-- begin --

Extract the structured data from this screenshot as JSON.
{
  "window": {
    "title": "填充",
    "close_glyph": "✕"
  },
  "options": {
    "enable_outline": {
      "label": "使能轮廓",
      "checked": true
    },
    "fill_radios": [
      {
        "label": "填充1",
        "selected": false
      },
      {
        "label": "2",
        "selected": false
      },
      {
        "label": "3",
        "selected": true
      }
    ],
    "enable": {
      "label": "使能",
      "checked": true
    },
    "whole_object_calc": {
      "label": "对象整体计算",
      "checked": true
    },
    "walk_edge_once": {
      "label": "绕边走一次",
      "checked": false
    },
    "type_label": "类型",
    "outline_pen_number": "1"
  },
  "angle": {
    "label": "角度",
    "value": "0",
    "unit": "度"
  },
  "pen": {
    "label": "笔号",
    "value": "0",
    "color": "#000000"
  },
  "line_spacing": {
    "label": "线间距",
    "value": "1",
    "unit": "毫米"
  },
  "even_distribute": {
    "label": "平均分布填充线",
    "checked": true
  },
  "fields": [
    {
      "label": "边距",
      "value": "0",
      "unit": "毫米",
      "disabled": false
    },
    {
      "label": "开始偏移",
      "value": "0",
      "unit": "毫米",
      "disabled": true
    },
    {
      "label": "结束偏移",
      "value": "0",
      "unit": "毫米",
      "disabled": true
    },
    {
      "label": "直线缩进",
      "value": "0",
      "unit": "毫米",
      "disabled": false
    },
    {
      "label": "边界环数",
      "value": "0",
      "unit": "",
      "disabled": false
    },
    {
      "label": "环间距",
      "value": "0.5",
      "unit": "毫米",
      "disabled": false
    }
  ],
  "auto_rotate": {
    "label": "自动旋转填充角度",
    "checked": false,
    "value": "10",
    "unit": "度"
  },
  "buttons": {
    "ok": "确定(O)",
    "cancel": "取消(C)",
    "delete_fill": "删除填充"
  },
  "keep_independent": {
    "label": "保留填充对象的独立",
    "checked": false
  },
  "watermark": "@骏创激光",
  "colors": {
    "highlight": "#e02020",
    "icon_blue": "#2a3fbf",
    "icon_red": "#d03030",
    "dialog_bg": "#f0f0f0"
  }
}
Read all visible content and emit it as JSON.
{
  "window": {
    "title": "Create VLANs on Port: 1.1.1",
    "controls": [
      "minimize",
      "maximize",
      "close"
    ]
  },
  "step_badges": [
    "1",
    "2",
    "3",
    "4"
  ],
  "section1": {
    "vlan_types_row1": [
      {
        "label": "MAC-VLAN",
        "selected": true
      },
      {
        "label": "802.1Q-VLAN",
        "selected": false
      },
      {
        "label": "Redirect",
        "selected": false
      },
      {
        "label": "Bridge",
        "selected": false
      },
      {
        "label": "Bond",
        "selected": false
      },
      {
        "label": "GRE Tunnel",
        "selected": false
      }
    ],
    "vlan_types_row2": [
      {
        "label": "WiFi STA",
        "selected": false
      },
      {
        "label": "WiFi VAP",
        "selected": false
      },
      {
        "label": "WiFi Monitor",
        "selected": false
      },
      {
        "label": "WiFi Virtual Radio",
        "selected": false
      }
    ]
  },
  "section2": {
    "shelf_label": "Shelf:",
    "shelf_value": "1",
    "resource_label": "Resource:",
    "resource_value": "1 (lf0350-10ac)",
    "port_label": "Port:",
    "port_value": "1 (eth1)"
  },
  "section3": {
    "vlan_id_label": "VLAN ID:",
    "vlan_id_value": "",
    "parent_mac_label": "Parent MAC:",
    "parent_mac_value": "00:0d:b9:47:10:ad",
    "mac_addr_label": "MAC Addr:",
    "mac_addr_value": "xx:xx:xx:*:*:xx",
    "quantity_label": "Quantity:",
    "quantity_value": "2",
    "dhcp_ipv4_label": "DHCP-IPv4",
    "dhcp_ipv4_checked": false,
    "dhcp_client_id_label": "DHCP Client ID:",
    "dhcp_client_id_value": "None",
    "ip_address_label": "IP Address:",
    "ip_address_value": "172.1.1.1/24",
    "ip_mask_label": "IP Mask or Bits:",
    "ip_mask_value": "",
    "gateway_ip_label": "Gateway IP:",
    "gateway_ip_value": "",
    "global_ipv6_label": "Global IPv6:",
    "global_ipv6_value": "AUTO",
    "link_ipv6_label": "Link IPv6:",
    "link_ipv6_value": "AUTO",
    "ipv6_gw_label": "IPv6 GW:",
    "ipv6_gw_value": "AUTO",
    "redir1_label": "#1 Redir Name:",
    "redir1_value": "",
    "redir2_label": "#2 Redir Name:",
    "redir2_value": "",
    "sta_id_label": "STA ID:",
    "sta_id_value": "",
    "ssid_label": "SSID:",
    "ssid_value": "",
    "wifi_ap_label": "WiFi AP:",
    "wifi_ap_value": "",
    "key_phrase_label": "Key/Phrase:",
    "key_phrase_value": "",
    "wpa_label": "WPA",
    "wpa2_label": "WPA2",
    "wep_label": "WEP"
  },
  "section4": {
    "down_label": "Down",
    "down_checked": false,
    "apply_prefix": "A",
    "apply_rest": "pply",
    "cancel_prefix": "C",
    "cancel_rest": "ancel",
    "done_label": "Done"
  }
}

-- end --
-- begin --

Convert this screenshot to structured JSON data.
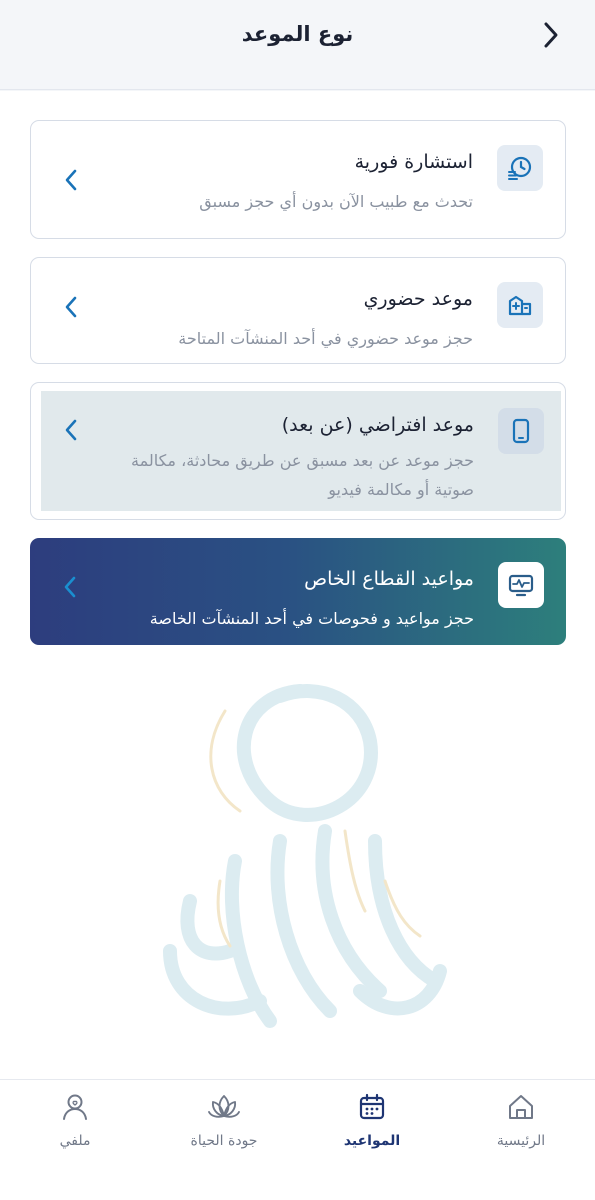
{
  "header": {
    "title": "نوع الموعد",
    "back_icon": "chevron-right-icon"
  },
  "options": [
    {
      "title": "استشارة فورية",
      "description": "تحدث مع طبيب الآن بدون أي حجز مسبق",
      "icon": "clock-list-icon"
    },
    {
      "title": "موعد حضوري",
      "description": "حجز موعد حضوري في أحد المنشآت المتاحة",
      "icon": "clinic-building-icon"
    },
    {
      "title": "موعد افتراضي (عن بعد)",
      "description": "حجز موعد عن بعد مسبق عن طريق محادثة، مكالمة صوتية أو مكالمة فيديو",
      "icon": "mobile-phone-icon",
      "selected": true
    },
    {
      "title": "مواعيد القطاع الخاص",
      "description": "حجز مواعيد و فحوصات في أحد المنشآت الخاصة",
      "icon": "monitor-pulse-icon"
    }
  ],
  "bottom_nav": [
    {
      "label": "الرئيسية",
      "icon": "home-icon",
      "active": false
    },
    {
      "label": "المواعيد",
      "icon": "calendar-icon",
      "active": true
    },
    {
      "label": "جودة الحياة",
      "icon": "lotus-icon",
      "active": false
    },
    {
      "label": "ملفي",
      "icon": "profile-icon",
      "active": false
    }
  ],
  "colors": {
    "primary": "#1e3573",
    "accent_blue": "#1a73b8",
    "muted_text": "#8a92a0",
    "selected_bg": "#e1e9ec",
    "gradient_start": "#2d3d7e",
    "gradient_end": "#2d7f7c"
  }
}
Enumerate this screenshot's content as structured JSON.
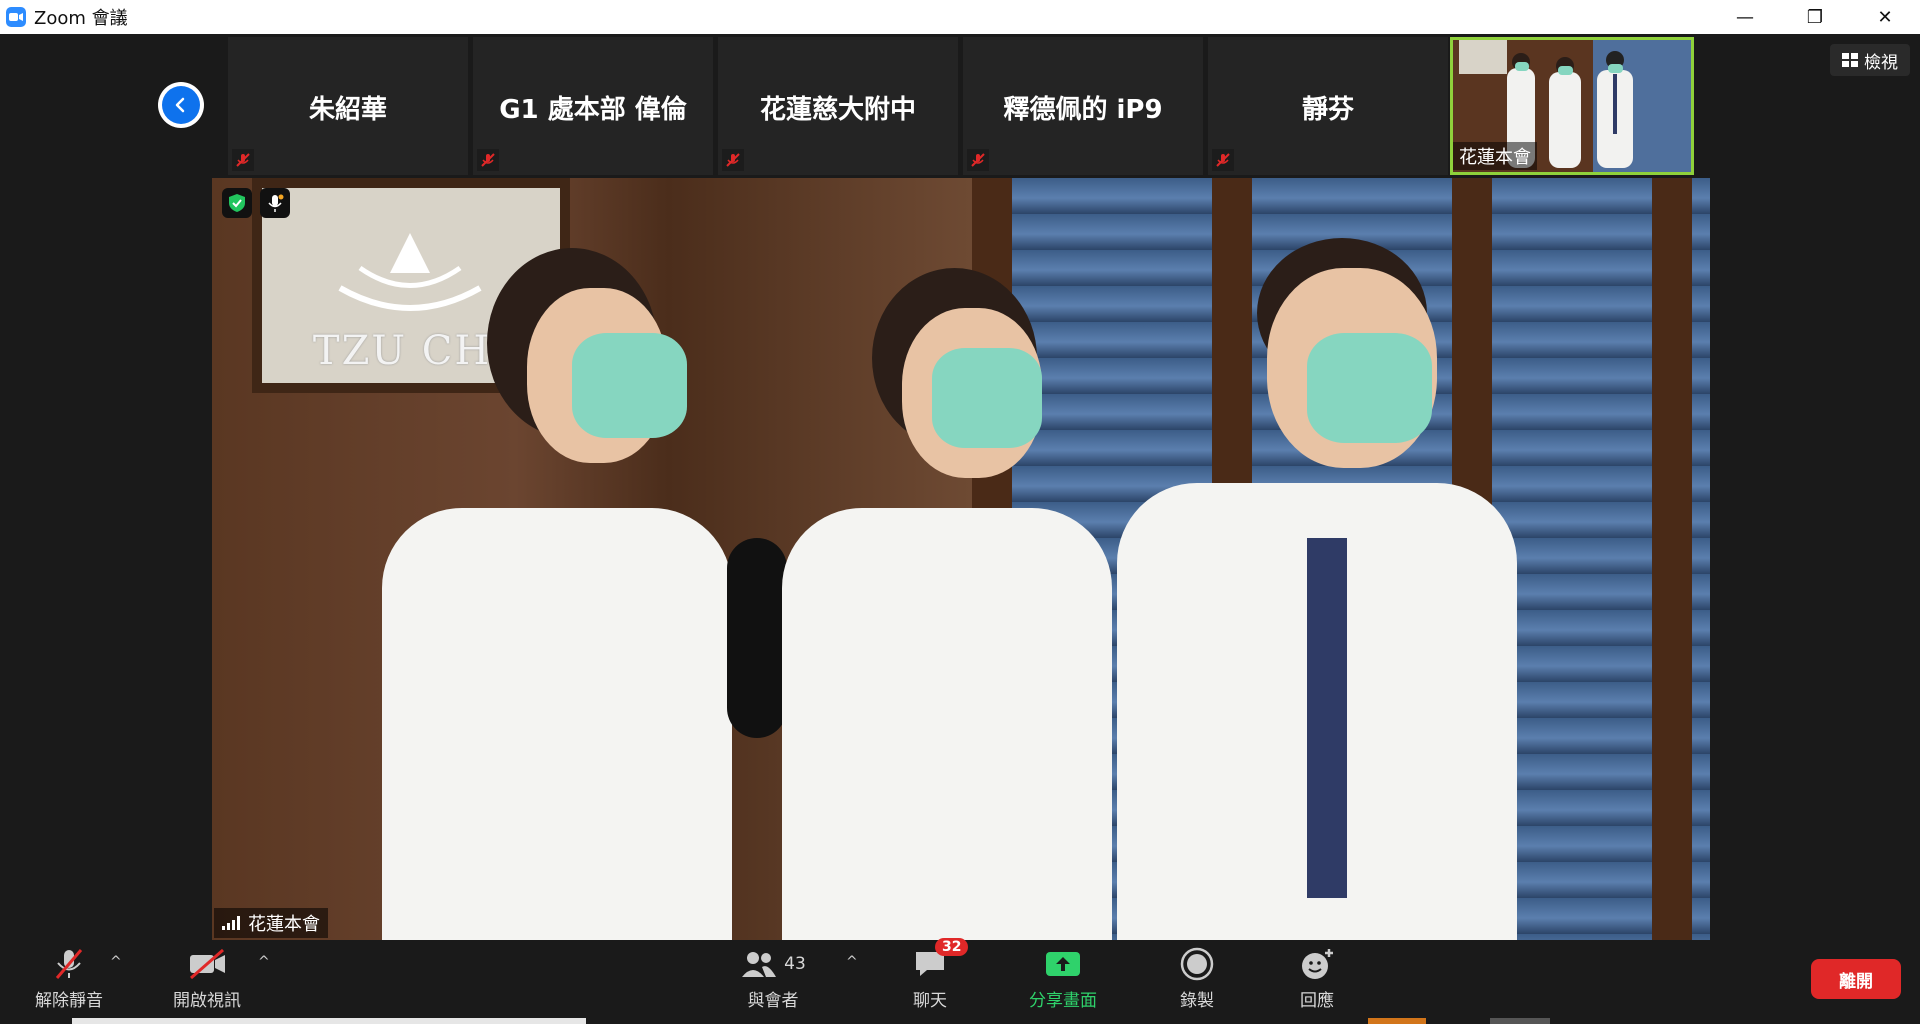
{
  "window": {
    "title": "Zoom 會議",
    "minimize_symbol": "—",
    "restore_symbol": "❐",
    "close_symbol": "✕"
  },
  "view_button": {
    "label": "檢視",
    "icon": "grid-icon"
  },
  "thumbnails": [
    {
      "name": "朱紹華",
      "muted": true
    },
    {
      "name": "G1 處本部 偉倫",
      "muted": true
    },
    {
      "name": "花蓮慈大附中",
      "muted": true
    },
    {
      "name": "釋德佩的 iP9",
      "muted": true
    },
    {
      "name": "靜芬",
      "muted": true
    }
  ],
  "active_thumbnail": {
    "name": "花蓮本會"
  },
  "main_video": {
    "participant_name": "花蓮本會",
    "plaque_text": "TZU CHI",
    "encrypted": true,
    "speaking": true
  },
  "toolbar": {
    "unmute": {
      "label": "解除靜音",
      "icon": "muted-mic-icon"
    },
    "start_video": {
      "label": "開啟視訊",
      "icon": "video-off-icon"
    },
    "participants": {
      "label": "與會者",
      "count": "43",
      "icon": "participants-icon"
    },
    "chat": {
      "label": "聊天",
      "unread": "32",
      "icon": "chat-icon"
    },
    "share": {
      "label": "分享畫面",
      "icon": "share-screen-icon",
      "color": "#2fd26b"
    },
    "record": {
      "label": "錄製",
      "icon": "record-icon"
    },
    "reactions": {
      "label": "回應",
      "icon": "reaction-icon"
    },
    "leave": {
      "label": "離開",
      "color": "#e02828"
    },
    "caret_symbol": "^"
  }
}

-- end --

AIM OF THE TASK :: Take every line from the data that contains the word "حضوري".

EXPECTED OUTPUT ::
      "title": "موعد حضوري",
      "description": "حجز موعد حضوري في أحد المنشآت المتاحة",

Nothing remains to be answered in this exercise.